Different communication sessions, devices, applications, etc. may have different communication demands associated therewith. For example, voice and video communications are typically intolerant of latency and jitter. That is, sound and streaming image reproduction anomalies associated with substantial delays in transmission of portions of the information or with information arriving with appreciably different amounts of delay are generally readily detectable in the quality of the reproduced voice and streaming images. Likewise, data communications are often appreciably slowed due to dropped packets and their attendant requests for retransmission. Accordingly, various parameters may affect the perceived quality of service depending upon the particular communication session being conducted, the particular type of device used, the particular application, etc.
The concept of “quality of service” has been developed to facilitate delivery of desired levels of communications services via network infrastructure. Quality of service (QoS), as generally implemented with respect to communication infrastructure, is the ability to provide different priority to different applications, users, or communication sessions (e.g., data flows or streams), or to guarantee a certain level of performance to a communication session. For example, bit rate, delay, jitter, packet dropping probability, and/or bit error rate may be guaranteed at a predetermined threshold for a particular level of quality of service. Such quality of service guarantees can become important with respect to a application, user, or communication session if the network capacity is insufficient to accommodate all the demand placed upon the network. For example, the user experience for real-time streaming multimedia applications, such as voice over Internet protocol (VoIP), online gaming, and Internet protocol television (IP-TV) may suffer intolerably when network demand exceeds capacity, and QoS techniques are not implemented with respect to these communication session, since these communication sessions often require fixed bit rate and are delay sensitive.

========================================

WRITTEN EXERCISE 1: Do these statements agree with the quality-of-service text? Answer yes or no for each, quoting the words from the text that decide it. (a) Voice and video communications are typically tolerant of latency and jitter. (b) Dropped packets can slow data communications. (c) Quality of service includes the ability to guarantee a certain level of performance to a communication session.
WRITTEN EXERCISE 2: Please write out the part of the quality-of-service text starting at "Different communication sessions, devices, applications, etc." and ending at "particular application, etc.".
The listing below comes from a separate source.

========================================

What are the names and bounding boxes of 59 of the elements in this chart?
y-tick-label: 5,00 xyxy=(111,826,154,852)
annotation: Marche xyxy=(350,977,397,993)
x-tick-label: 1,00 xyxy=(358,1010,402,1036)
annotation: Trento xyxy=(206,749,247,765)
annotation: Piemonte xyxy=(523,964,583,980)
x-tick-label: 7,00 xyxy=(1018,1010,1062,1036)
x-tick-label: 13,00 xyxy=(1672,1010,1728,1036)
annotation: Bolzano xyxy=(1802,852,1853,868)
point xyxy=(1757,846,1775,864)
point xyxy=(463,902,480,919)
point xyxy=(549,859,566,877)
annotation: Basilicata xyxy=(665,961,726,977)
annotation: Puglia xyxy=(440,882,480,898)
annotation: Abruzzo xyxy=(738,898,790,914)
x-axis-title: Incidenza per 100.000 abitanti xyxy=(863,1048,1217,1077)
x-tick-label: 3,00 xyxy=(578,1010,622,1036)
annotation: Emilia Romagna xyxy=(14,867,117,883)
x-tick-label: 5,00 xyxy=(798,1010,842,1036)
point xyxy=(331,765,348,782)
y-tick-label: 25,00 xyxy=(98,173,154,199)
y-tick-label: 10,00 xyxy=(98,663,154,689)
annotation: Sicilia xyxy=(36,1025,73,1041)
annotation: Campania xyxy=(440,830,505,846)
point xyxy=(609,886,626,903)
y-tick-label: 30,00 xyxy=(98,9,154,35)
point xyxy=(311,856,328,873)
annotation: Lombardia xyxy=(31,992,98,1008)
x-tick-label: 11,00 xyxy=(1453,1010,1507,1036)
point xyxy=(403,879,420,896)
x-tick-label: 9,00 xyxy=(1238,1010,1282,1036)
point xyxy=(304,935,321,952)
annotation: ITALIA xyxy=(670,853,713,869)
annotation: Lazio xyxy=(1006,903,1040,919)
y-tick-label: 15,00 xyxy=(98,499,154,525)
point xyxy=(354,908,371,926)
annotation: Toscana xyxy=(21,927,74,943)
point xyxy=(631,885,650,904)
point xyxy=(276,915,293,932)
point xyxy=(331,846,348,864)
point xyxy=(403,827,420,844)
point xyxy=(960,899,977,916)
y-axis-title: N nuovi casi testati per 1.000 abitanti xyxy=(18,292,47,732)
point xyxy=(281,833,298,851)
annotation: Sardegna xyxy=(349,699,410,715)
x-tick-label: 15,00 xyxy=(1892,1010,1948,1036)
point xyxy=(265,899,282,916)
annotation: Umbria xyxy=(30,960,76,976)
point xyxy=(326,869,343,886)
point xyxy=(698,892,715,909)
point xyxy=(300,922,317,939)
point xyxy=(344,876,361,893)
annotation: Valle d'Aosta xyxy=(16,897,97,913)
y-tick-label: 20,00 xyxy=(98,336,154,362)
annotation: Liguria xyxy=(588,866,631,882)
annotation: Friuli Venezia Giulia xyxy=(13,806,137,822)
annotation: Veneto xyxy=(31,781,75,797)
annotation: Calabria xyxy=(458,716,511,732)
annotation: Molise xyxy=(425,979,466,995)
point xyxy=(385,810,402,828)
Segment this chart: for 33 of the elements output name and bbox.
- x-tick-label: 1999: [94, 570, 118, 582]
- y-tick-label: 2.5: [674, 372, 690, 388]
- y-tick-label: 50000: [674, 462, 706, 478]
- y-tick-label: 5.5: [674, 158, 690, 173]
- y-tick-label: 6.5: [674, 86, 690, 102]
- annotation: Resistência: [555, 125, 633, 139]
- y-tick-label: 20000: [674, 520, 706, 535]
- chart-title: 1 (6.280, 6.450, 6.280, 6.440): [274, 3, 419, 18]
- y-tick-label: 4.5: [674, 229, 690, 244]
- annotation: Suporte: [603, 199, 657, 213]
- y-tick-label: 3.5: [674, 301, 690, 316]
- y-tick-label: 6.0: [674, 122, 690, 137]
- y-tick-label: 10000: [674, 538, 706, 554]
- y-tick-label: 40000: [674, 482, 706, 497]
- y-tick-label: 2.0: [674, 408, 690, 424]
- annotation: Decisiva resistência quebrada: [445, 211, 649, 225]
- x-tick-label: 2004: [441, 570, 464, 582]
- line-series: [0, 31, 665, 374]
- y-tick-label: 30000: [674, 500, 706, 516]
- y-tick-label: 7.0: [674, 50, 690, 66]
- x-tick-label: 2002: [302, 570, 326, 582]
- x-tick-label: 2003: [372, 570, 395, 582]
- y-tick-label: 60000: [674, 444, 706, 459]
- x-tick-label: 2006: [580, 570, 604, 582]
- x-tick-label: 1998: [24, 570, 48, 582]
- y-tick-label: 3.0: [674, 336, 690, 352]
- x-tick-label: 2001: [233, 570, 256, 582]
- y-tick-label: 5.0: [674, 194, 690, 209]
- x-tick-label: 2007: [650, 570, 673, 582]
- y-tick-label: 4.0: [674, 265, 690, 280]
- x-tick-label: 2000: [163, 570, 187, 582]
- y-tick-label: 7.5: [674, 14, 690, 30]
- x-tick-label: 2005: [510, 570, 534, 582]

========================================

EXERCISE RESPONSE 1:
(a) No: "voice and video communications are typically intolerant of latency and jitter"
(b) Yes: "data communications are often appreciably slowed due to dropped packets and their attendant requests for retransmission"
(c) Yes: "or to guarantee a certain level of performance to a communication session"

EXERCISE RESPONSE 2:
Different communication sessions, devices, applications, etc. may have different communication demands associated therewith. For example, voice and video communications are typically intolerant of latency and jitter. That is, sound and streaming image reproduction anomalies associated with substantial delays in transmission of portions of the information or with information arriving with appreciably different amounts of delay are generally readily detectable in the quality of the reproduced voice and streaming images. Likewise, data communications are often appreciably slowed due to dropped packets and their attendant requests for retransmission. Accordingly, various parameters may affect the perceived quality of service depending upon the particular communication session being conducted, the particular type of device used, the particular application, etc.